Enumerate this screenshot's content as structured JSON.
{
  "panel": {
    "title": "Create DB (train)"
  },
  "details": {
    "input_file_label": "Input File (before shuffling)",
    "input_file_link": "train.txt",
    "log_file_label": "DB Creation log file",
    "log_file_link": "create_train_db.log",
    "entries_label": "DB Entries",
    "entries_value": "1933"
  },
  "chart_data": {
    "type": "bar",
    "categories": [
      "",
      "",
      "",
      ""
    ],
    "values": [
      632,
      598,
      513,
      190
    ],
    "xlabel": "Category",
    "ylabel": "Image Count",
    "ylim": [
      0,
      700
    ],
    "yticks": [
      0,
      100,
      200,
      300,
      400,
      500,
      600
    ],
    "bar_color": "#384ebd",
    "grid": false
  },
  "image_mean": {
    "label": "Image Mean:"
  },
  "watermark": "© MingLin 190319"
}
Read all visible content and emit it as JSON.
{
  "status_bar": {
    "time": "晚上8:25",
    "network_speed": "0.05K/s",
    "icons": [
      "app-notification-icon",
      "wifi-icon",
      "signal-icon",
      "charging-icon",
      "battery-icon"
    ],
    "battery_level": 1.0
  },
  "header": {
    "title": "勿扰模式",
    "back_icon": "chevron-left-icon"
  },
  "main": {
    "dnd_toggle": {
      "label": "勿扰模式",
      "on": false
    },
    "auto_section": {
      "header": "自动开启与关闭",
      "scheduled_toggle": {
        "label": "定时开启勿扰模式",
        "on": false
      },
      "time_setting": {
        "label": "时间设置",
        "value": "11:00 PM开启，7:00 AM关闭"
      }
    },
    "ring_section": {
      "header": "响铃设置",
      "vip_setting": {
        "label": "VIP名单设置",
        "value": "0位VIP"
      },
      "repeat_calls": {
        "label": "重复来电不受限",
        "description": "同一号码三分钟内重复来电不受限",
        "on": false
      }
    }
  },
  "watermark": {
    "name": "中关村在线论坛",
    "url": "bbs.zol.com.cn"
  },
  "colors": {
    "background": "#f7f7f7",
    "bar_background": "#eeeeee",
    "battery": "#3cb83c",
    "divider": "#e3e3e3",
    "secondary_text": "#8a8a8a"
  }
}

◆ AIM OF THE TASK: Copy each line containing the word "content" from the data.

◆ OUTPUT FOR THIS EXERCISE:
Enumerate this screenshot's content as structured JSON.
Read all visible content and emit it as JSON.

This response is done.